**Request**
Every line with the string "title" should be gathered.

**Stored rows**
::::::

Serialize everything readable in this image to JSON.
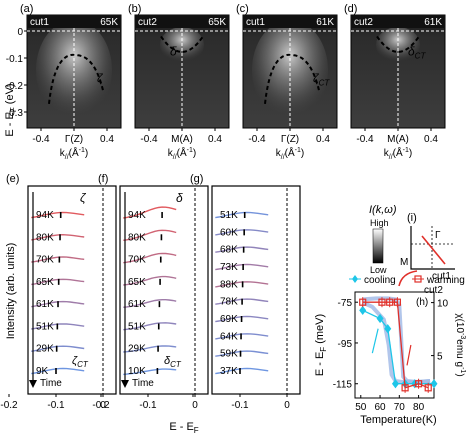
{
  "colors": {
    "cooling": "#1ec6e8",
    "warming": "#e0302a",
    "dash": "#000000",
    "arpes_bg": "#7e7e7e"
  },
  "top_row": {
    "ylabel": "E - E",
    "ylabel_sub": "F",
    "ylabel_unit": " (eV)",
    "yticks": [
      "0",
      "-0.1",
      "-0.2",
      "-0.3"
    ],
    "xunit_main": "k",
    "xunit_sub": "//",
    "xunit_tail": "(Å",
    "xunit_sup": "-1",
    "xunit_close": ")",
    "panels": [
      {
        "tag": "(a)",
        "cut": "cut1",
        "temp": "65K",
        "center": "Γ(Z)",
        "xticks": [
          "-0.4",
          "0.4"
        ],
        "band": "ζ",
        "band_sub": ""
      },
      {
        "tag": "(b)",
        "cut": "cut2",
        "temp": "65K",
        "center": "M(A)",
        "xticks": [
          "-0.4",
          "0.4"
        ],
        "band": "δ",
        "band_sub": ""
      },
      {
        "tag": "(c)",
        "cut": "cut1",
        "temp": "61K",
        "center": "Γ(Z)",
        "xticks": [
          "-0.4",
          "0.4"
        ],
        "band": "ζ",
        "band_sub": "CT"
      },
      {
        "tag": "(d)",
        "cut": "cut2",
        "temp": "61K",
        "center": "M(A)",
        "xticks": [
          "-0.4",
          "0.4"
        ],
        "band": "δ",
        "band_sub": "CT"
      }
    ]
  },
  "intensity_scale": {
    "title": "I(k,ω)",
    "high": "High",
    "low": "Low"
  },
  "bz_schematic": {
    "tag": "(i)",
    "gamma": "Γ",
    "m": "M",
    "cut1": "cut1",
    "cut2": "cut2"
  },
  "edc_panels": {
    "ylabel": "Intensity (arb. units)",
    "xlabel": "E - E",
    "xlabel_sub": "F",
    "xticks": [
      "-0.2",
      "-0.1",
      "0"
    ],
    "time_label": "Time",
    "panels": [
      {
        "tag": "(e)",
        "temps": [
          "94K",
          "80K",
          "70K",
          "65K",
          "61K",
          "51K",
          "29K",
          "9K"
        ],
        "band": "ζ",
        "band_low": "ζ",
        "band_low_sub": "CT"
      },
      {
        "tag": "(f)",
        "temps": [
          "94K",
          "80K",
          "70K",
          "65K",
          "61K",
          "51K",
          "29K",
          "10K"
        ],
        "band": "δ",
        "band_low": "δ",
        "band_low_sub": "CT"
      },
      {
        "tag": "(g)",
        "temps": [
          "51K",
          "60K",
          "68K",
          "73K",
          "88K",
          "78K",
          "69K",
          "64K",
          "59K",
          "37K"
        ],
        "band": "",
        "band_low": "",
        "band_low_sub": ""
      }
    ]
  },
  "chart_data": {
    "type": "scatter",
    "tag": "(h)",
    "xlabel": "Temperature(K)",
    "ylabel": "E - E",
    "ylabel_sub": "F",
    "ylabel_unit": " (meV)",
    "y2label": "χ(10",
    "y2label_sup": "-3",
    "y2label_tail": "emu g",
    "y2label_sup2": "-1",
    "y2label_close": ")",
    "xlim": [
      47,
      88
    ],
    "ylim": [
      -122,
      -70
    ],
    "y2lim": [
      1,
      11
    ],
    "xticks": [
      "50",
      "60",
      "70",
      "80"
    ],
    "yticks": [
      "-75",
      "-95",
      "-115"
    ],
    "y2ticks": [
      "10",
      "5"
    ],
    "legend": [
      "cooling",
      "warming"
    ],
    "series": [
      {
        "name": "cooling",
        "points": [
          [
            51,
            -79
          ],
          [
            60,
            -83
          ],
          [
            64,
            -88
          ],
          [
            68,
            -115
          ],
          [
            73,
            -115
          ],
          [
            78,
            -115
          ],
          [
            88,
            -115
          ]
        ]
      },
      {
        "name": "warming",
        "points": [
          [
            51,
            -75
          ],
          [
            61,
            -75
          ],
          [
            65,
            -75
          ],
          [
            69,
            -75
          ],
          [
            73,
            -117
          ],
          [
            80,
            -115
          ],
          [
            85,
            -117
          ]
        ]
      }
    ],
    "susceptibility_curves": [
      {
        "name": "warming",
        "points": [
          [
            51,
            10.3
          ],
          [
            58,
            10.4
          ],
          [
            64,
            10.4
          ],
          [
            68,
            10.3
          ],
          [
            70,
            9.8
          ],
          [
            71,
            6.5
          ],
          [
            72,
            3.0
          ],
          [
            74,
            2.6
          ],
          [
            80,
            2.5
          ],
          [
            86,
            2.6
          ]
        ]
      },
      {
        "name": "cooling",
        "points": [
          [
            86,
            2.6
          ],
          [
            78,
            2.5
          ],
          [
            72,
            2.5
          ],
          [
            68,
            2.6
          ],
          [
            66,
            3.2
          ],
          [
            64.5,
            6.0
          ],
          [
            62,
            8.4
          ],
          [
            56,
            9.6
          ],
          [
            51,
            10.0
          ]
        ]
      }
    ]
  }
}
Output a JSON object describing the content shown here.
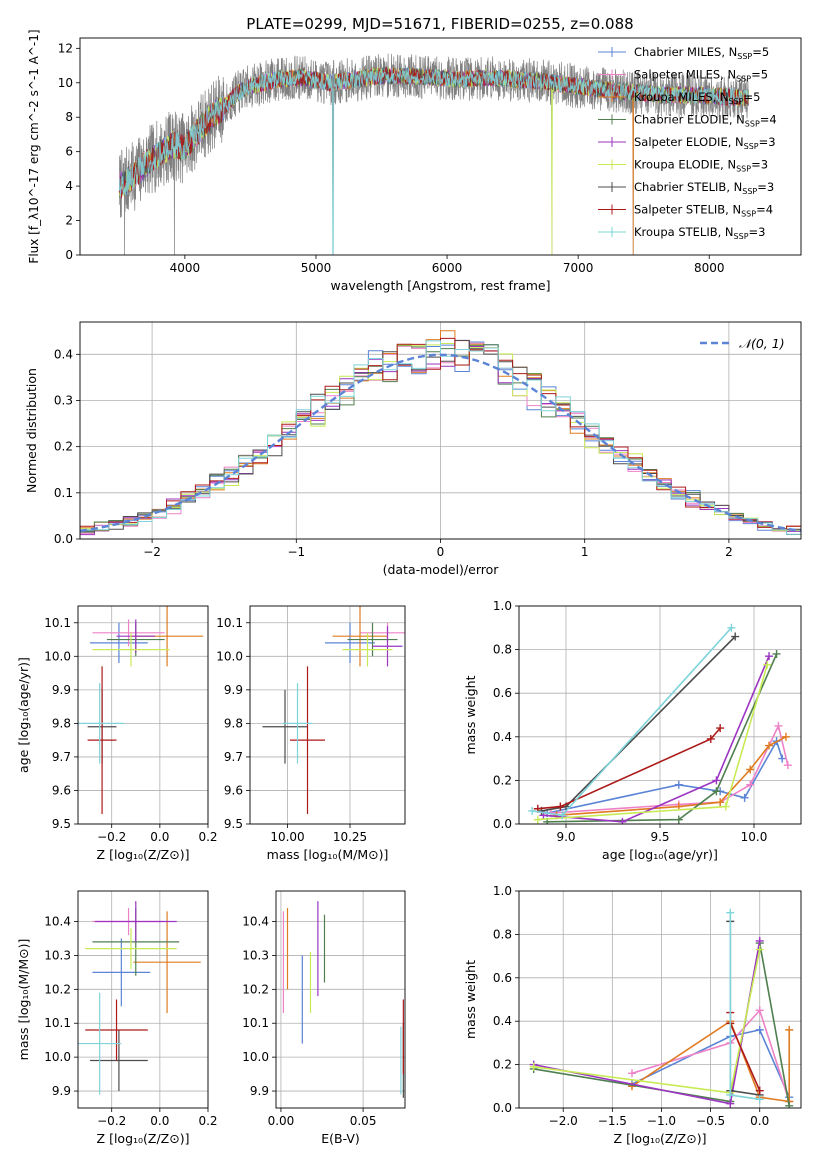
{
  "colors": {
    "chabrier_miles": "#5b84d6",
    "salpeter_miles": "#ee82c8",
    "kroupa_miles": "#df7b21",
    "chabrier_elodie": "#4f7f4f",
    "salpeter_elodie": "#9b35c2",
    "kroupa_elodie": "#c8eb55",
    "chabrier_stelib": "#4d4d4d",
    "salpeter_stelib": "#ad1a1a",
    "kroupa_stelib": "#7ed4da",
    "data_spectrum": "#808080",
    "normal_curve": "#5b84d6"
  },
  "chart_data": [
    {
      "id": "spectrum",
      "type": "line",
      "title": "PLATE=0299, MJD=51671, FIBERID=0255, z=0.088",
      "xlabel": "wavelength [Angstrom, rest frame]",
      "ylabel": "Flux [f_λ10^-17 erg cm^-2 s^-1 A^-1]",
      "xlim": [
        3200,
        8700
      ],
      "ylim": [
        0,
        12.6
      ],
      "xticks": [
        "4000",
        "5000",
        "6000",
        "7000",
        "8000"
      ],
      "yticks": [
        "0",
        "2",
        "4",
        "6",
        "8",
        "10",
        "12"
      ],
      "grid": false,
      "legend_position": "right",
      "continuum": {
        "x": [
          3500,
          3600,
          3700,
          3800,
          3900,
          4000,
          4100,
          4200,
          4300,
          4400,
          4500,
          4700,
          4900,
          5100,
          5300,
          5500,
          5700,
          5900,
          6100,
          6300,
          6500,
          6700,
          6900,
          7100,
          7300,
          7500,
          7700,
          7900,
          8100,
          8300
        ],
        "y": [
          4.0,
          4.5,
          5.3,
          5.8,
          6.4,
          6.2,
          7.2,
          8.0,
          8.6,
          9.4,
          9.8,
          10.2,
          10.3,
          10.0,
          10.2,
          10.4,
          10.4,
          10.3,
          10.2,
          10.3,
          10.2,
          10.1,
          9.9,
          9.7,
          9.5,
          9.4,
          9.3,
          9.3,
          9.2,
          9.1
        ]
      },
      "legend": [
        {
          "key": "chabrier_miles",
          "label": "Chabrier MILES, N",
          "sub": "SSP",
          "tail": "=5"
        },
        {
          "key": "salpeter_miles",
          "label": "Salpeter MILES, N",
          "sub": "SSP",
          "tail": "=5"
        },
        {
          "key": "kroupa_miles",
          "label": "Kroupa MILES, N",
          "sub": "SSP",
          "tail": "=5"
        },
        {
          "key": "chabrier_elodie",
          "label": "Chabrier ELODIE, N",
          "sub": "SSP",
          "tail": "=4"
        },
        {
          "key": "salpeter_elodie",
          "label": "Salpeter ELODIE, N",
          "sub": "SSP",
          "tail": "=3"
        },
        {
          "key": "kroupa_elodie",
          "label": "Kroupa ELODIE, N",
          "sub": "SSP",
          "tail": "=3"
        },
        {
          "key": "chabrier_stelib",
          "label": "Chabrier STELIB, N",
          "sub": "SSP",
          "tail": "=3"
        },
        {
          "key": "salpeter_stelib",
          "label": "Salpeter STELIB, N",
          "sub": "SSP",
          "tail": "=4"
        },
        {
          "key": "kroupa_stelib",
          "label": "Kroupa STELIB, N",
          "sub": "SSP",
          "tail": "=3"
        }
      ]
    },
    {
      "id": "residuals",
      "type": "line",
      "xlabel": "(data-model)/error",
      "ylabel": "Normed distribution",
      "xlim": [
        -2.5,
        2.5
      ],
      "ylim": [
        0,
        0.47
      ],
      "xticks": [
        "−2",
        "−1",
        "0",
        "1",
        "2"
      ],
      "yticks": [
        "0.0",
        "0.1",
        "0.2",
        "0.3",
        "0.4"
      ],
      "grid": true,
      "legend_position": "top-right",
      "legend_label": "𝒩(0, 1)",
      "bin_width": 0.1,
      "bin_start": -2.5
    },
    {
      "id": "age_vs_z",
      "type": "scatter",
      "xlabel": "Z [log₁₀(Z/Z⊙)]",
      "ylabel": "age  [log₁₀(age/yr)]",
      "xlim": [
        -0.34,
        0.2
      ],
      "ylim": [
        9.5,
        10.15
      ],
      "xticks": [
        "−0.2",
        "0.0",
        "0.2"
      ],
      "yticks": [
        "9.5",
        "9.6",
        "9.7",
        "9.8",
        "9.9",
        "10.0",
        "10.1"
      ],
      "grid": true,
      "points": [
        {
          "key": "chabrier_miles",
          "x": -0.17,
          "xerr": 0.12,
          "y": 10.04,
          "yerr": 0.06
        },
        {
          "key": "salpeter_miles",
          "x": -0.13,
          "xerr": 0.15,
          "y": 10.07,
          "yerr": 0.04
        },
        {
          "key": "kroupa_miles",
          "x": 0.03,
          "xerr": 0.15,
          "y": 10.06,
          "yerr": 0.09
        },
        {
          "key": "chabrier_elodie",
          "x": -0.1,
          "xerr": 0.12,
          "y": 10.05,
          "yerr": 0.05
        },
        {
          "key": "salpeter_elodie",
          "x": -0.1,
          "xerr": 0.08,
          "y": 10.06,
          "yerr": 0.05
        },
        {
          "key": "kroupa_elodie",
          "x": -0.12,
          "xerr": 0.16,
          "y": 10.02,
          "yerr": 0.05
        },
        {
          "key": "chabrier_stelib",
          "x": -0.24,
          "xerr": 0.06,
          "y": 9.79,
          "yerr": 0.11
        },
        {
          "key": "salpeter_stelib",
          "x": -0.24,
          "xerr": 0.06,
          "y": 9.75,
          "yerr": 0.22
        },
        {
          "key": "kroupa_stelib",
          "x": -0.25,
          "xerr": 0.1,
          "y": 9.8,
          "yerr": 0.12
        }
      ]
    },
    {
      "id": "age_vs_mass",
      "type": "scatter",
      "xlabel": "mass [log₁₀(M/M⊙)]",
      "ylabel": "",
      "xlim": [
        9.85,
        10.47
      ],
      "ylim": [
        9.5,
        10.15
      ],
      "xticks": [
        "10.00",
        "10.25"
      ],
      "yticks": [
        "9.5",
        "9.6",
        "9.7",
        "9.8",
        "9.9",
        "10.0",
        "10.1"
      ],
      "grid": true,
      "points": [
        {
          "key": "chabrier_miles",
          "x": 10.25,
          "xerr": 0.1,
          "y": 10.04,
          "yerr": 0.06
        },
        {
          "key": "salpeter_miles",
          "x": 10.4,
          "xerr": 0.11,
          "y": 10.07,
          "yerr": 0.03
        },
        {
          "key": "kroupa_miles",
          "x": 10.29,
          "xerr": 0.11,
          "y": 10.06,
          "yerr": 0.09
        },
        {
          "key": "chabrier_elodie",
          "x": 10.34,
          "xerr": 0.1,
          "y": 10.05,
          "yerr": 0.05
        },
        {
          "key": "salpeter_elodie",
          "x": 10.4,
          "xerr": 0.06,
          "y": 10.03,
          "yerr": 0.06
        },
        {
          "key": "kroupa_elodie",
          "x": 10.32,
          "xerr": 0.1,
          "y": 10.02,
          "yerr": 0.05
        },
        {
          "key": "chabrier_stelib",
          "x": 9.99,
          "xerr": 0.09,
          "y": 9.79,
          "yerr": 0.11
        },
        {
          "key": "salpeter_stelib",
          "x": 10.08,
          "xerr": 0.07,
          "y": 9.75,
          "yerr": 0.22
        },
        {
          "key": "kroupa_stelib",
          "x": 10.04,
          "xerr": 0.06,
          "y": 9.8,
          "yerr": 0.12
        }
      ]
    },
    {
      "id": "weight_vs_age",
      "type": "line",
      "xlabel": "age  [log₁₀(age/yr)]",
      "ylabel": "mass weight",
      "xlim": [
        8.75,
        10.25
      ],
      "ylim": [
        0,
        1.0
      ],
      "xticks": [
        "9.0",
        "9.5",
        "10.0"
      ],
      "yticks": [
        "0.0",
        "0.2",
        "0.4",
        "0.6",
        "0.8",
        "1.0"
      ],
      "grid": true,
      "series": [
        {
          "key": "chabrier_miles",
          "x": [
            8.9,
            9.6,
            9.82,
            9.95,
            10.12,
            10.15
          ],
          "y": [
            0.05,
            0.18,
            0.15,
            0.12,
            0.38,
            0.3
          ]
        },
        {
          "key": "salpeter_miles",
          "x": [
            8.92,
            9.6,
            9.82,
            9.98,
            10.13,
            10.18
          ],
          "y": [
            0.05,
            0.09,
            0.1,
            0.18,
            0.45,
            0.27
          ]
        },
        {
          "key": "kroupa_miles",
          "x": [
            8.95,
            9.6,
            9.82,
            9.98,
            10.08,
            10.17
          ],
          "y": [
            0.04,
            0.08,
            0.1,
            0.25,
            0.36,
            0.4
          ]
        },
        {
          "key": "chabrier_elodie",
          "x": [
            8.9,
            9.6,
            9.8,
            10.12
          ],
          "y": [
            0.01,
            0.02,
            0.15,
            0.78
          ]
        },
        {
          "key": "salpeter_elodie",
          "x": [
            8.88,
            9.3,
            9.8,
            10.08
          ],
          "y": [
            0.04,
            0.01,
            0.2,
            0.77
          ]
        },
        {
          "key": "kroupa_elodie",
          "x": [
            8.85,
            9.85,
            10.07
          ],
          "y": [
            0.02,
            0.08,
            0.73
          ]
        },
        {
          "key": "chabrier_stelib",
          "x": [
            8.87,
            9.0,
            9.9
          ],
          "y": [
            0.06,
            0.08,
            0.86
          ]
        },
        {
          "key": "salpeter_stelib",
          "x": [
            8.85,
            8.97,
            9.77,
            9.82
          ],
          "y": [
            0.07,
            0.08,
            0.39,
            0.44
          ]
        },
        {
          "key": "kroupa_stelib",
          "x": [
            8.82,
            8.98,
            9.88
          ],
          "y": [
            0.06,
            0.04,
            0.9
          ]
        }
      ]
    },
    {
      "id": "mass_vs_z",
      "type": "scatter",
      "xlabel": "Z [log₁₀(Z/Z⊙)]",
      "ylabel": "mass [log₁₀(M/M⊙)]",
      "xlim": [
        -0.34,
        0.2
      ],
      "ylim": [
        9.85,
        10.49
      ],
      "xticks": [
        "−0.2",
        "0.0",
        "0.2"
      ],
      "yticks": [
        "9.9",
        "10.0",
        "10.1",
        "10.2",
        "10.3",
        "10.4"
      ],
      "grid": true,
      "points": [
        {
          "key": "chabrier_miles",
          "x": -0.16,
          "xerr": 0.12,
          "y": 10.25,
          "yerr": 0.1
        },
        {
          "key": "salpeter_miles",
          "x": -0.13,
          "xerr": 0.15,
          "y": 10.4,
          "yerr": 0.04
        },
        {
          "key": "kroupa_miles",
          "x": 0.03,
          "xerr": 0.14,
          "y": 10.28,
          "yerr": 0.15
        },
        {
          "key": "chabrier_elodie",
          "x": -0.1,
          "xerr": 0.18,
          "y": 10.34,
          "yerr": 0.1
        },
        {
          "key": "salpeter_elodie",
          "x": -0.1,
          "xerr": 0.17,
          "y": 10.4,
          "yerr": 0.06
        },
        {
          "key": "kroupa_elodie",
          "x": -0.12,
          "xerr": 0.19,
          "y": 10.32,
          "yerr": 0.06
        },
        {
          "key": "chabrier_stelib",
          "x": -0.17,
          "xerr": 0.12,
          "y": 9.99,
          "yerr": 0.09
        },
        {
          "key": "salpeter_stelib",
          "x": -0.18,
          "xerr": 0.13,
          "y": 10.08,
          "yerr": 0.09
        },
        {
          "key": "kroupa_stelib",
          "x": -0.25,
          "xerr": 0.09,
          "y": 10.04,
          "yerr": 0.15
        }
      ]
    },
    {
      "id": "mass_vs_ebv",
      "type": "scatter",
      "xlabel": "E(B-V)",
      "ylabel": "",
      "xlim": [
        -0.003,
        0.0755
      ],
      "ylim": [
        9.85,
        10.49
      ],
      "xticks": [
        "0.00",
        "0.05"
      ],
      "yticks": [
        "9.9",
        "10.0",
        "10.1",
        "10.2",
        "10.3",
        "10.4"
      ],
      "grid": true,
      "points": [
        {
          "key": "chabrier_miles",
          "x": 0.013,
          "xerr": 0,
          "y": 10.17,
          "yerr": 0.13
        },
        {
          "key": "salpeter_miles",
          "x": 0.0015,
          "xerr": 0,
          "y": 10.28,
          "yerr": 0.15
        },
        {
          "key": "kroupa_miles",
          "x": 0.004,
          "xerr": 0,
          "y": 10.32,
          "yerr": 0.12
        },
        {
          "key": "chabrier_elodie",
          "x": 0.0265,
          "xerr": 0,
          "y": 10.32,
          "yerr": 0.1
        },
        {
          "key": "salpeter_elodie",
          "x": 0.0225,
          "xerr": 0,
          "y": 10.32,
          "yerr": 0.14
        },
        {
          "key": "kroupa_elodie",
          "x": 0.018,
          "xerr": 0,
          "y": 10.22,
          "yerr": 0.09
        },
        {
          "key": "chabrier_stelib",
          "x": 0.0745,
          "xerr": 0,
          "y": 9.99,
          "yerr": 0.11
        },
        {
          "key": "salpeter_stelib",
          "x": 0.0745,
          "xerr": 0,
          "y": 10.06,
          "yerr": 0.11
        },
        {
          "key": "kroupa_stelib",
          "x": 0.073,
          "xerr": 0,
          "y": 9.99,
          "yerr": 0.1
        }
      ]
    },
    {
      "id": "weight_vs_z",
      "type": "line",
      "xlabel": "Z [log₁₀(Z/Z⊙)]",
      "ylabel": "mass weight",
      "xlim": [
        -2.45,
        0.42
      ],
      "ylim": [
        0,
        1.0
      ],
      "xticks": [
        "−2.0",
        "−1.5",
        "−1.0",
        "−0.5",
        "0.0"
      ],
      "yticks": [
        "0.0",
        "0.2",
        "0.4",
        "0.6",
        "0.8",
        "1.0"
      ],
      "grid": true,
      "series": [
        {
          "key": "chabrier_miles",
          "x": [
            -1.3,
            -0.3,
            0.0,
            0.3
          ],
          "y": [
            0.11,
            0.33,
            0.36,
            0.05
          ]
        },
        {
          "key": "salpeter_miles",
          "x": [
            -1.3,
            -0.3,
            0.0,
            0.3
          ],
          "y": [
            0.16,
            0.3,
            0.45,
            0.03
          ]
        },
        {
          "key": "kroupa_miles",
          "x": [
            -1.3,
            -0.3,
            0.0,
            0.3,
            0.3
          ],
          "y": [
            0.1,
            0.4,
            0.05,
            0.03,
            0.36
          ]
        },
        {
          "key": "chabrier_elodie",
          "x": [
            -2.3,
            -0.3,
            0.0,
            0.3
          ],
          "y": [
            0.18,
            0.03,
            0.76,
            0.01
          ]
        },
        {
          "key": "salpeter_elodie",
          "x": [
            -2.3,
            -0.3,
            0.0
          ],
          "y": [
            0.2,
            0.02,
            0.77
          ]
        },
        {
          "key": "kroupa_elodie",
          "x": [
            -2.3,
            -0.3,
            0.0
          ],
          "y": [
            0.19,
            0.07,
            0.73
          ]
        },
        {
          "key": "chabrier_stelib",
          "x": [
            -0.3,
            -0.3,
            0.0
          ],
          "y": [
            0.86,
            0.08,
            0.06
          ]
        },
        {
          "key": "salpeter_stelib",
          "x": [
            -0.3,
            -0.3,
            0.0
          ],
          "y": [
            0.44,
            0.39,
            0.08
          ]
        },
        {
          "key": "kroupa_stelib",
          "x": [
            -0.3,
            -0.3,
            0.0
          ],
          "y": [
            0.9,
            0.06,
            0.04
          ]
        }
      ]
    }
  ]
}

::::::

**Complete output**
    "title": "I(k,ω)",
      "title": "PLATE=0299, MJD=51671, FIBERID=0255, z=0.088",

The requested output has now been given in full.